[Data entries]

►

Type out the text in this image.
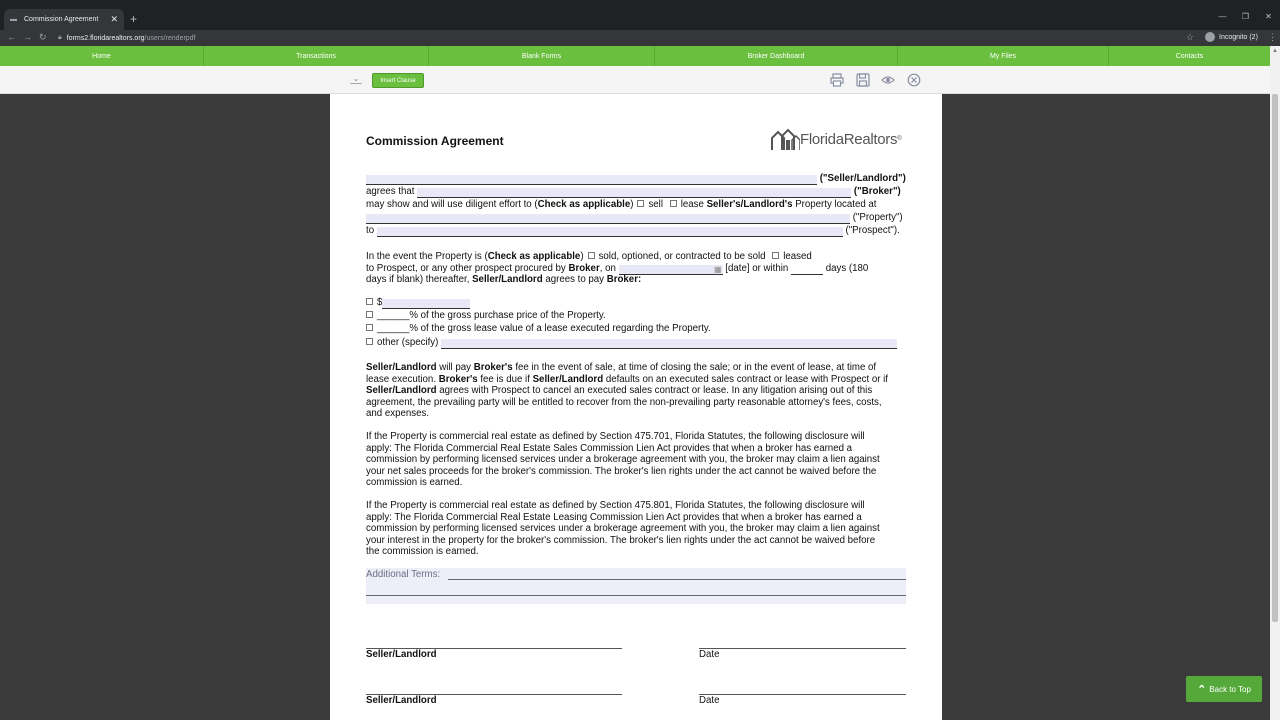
▬ Commission Agreement	✕ +	—	❐	✕
← → ↻ 🔒︎ forms2.floridarealtors.org /users/renderpdf	☆	Incognito (2) ⋮
Home	Transactions	Blank Forms	Broker Dashboard	My Files	Contacts
⌄	Insert Clause
Commission Agreement	Florida Realtors ®
("Seller/Landlord")
agrees that	("Broker")
may show and will use diligent effort to (Check as applicable) sell lease Seller's/Landlord's Property located at
("Property")
to	("Prospect").
In the event the Property is (Check as applicable) sold, optioned, or contracted to be sold leased
to Prospect, or any other prospect procured by Broker, on	▦ [date] or within	days (180
days if blank) thereafter, Seller/Landlord agrees to pay Broker:
$
______% of the gross purchase price of the Property.
______% of the gross lease value of a lease executed regarding the Property.
other (specify)
Seller/Landlord will pay Broker's fee in the event of sale, at time of closing the sale; or in the event of lease, at time of
lease execution. Broker's fee is due if Seller/Landlord defaults on an executed sales contract or lease with Prospect or if
Seller/Landlord agrees with Prospect to cancel an executed sales contract or lease. In any litigation arising out of this
agreement, the prevailing party will be entitled to recover from the non-prevailing party reasonable attorney's fees, costs,
and expenses.
If the Property is commercial real estate as defined by Section 475.701, Florida Statutes, the following disclosure will
apply: The Florida Commercial Real Estate Sales Commission Lien Act provides that when a broker has earned a
commission by performing licensed services under a brokerage agreement with you, the broker may claim a lien against
your net sales proceeds for the broker's commission. The broker's lien rights under the act cannot be waived before the
commission is earned.
If the Property is commercial real estate as defined by Section 475.801, Florida Statutes, the following disclosure will
apply: The Florida Commercial Real Estate Leasing Commission Lien Act provides that when a broker has earned a
commission by performing licensed services under a brokerage agreement with you, the broker may claim a lien against
your interest in the property for the broker's commission. The broker's lien rights under the act cannot be waived before
the commission is earned.
Additional Terms:
Seller/Landlord	Date
Seller/Landlord	Date
▲
⌃ Back to Top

◄

Track down every line of the material containing the string "when", and copy it.

= TASK RESPONSE =
apply: The Florida Commercial Real Estate Sales Commission Lien Act provides that when a broker has earned a
apply: The Florida Commercial Real Estate Leasing Commission Lien Act provides that when a broker has earned a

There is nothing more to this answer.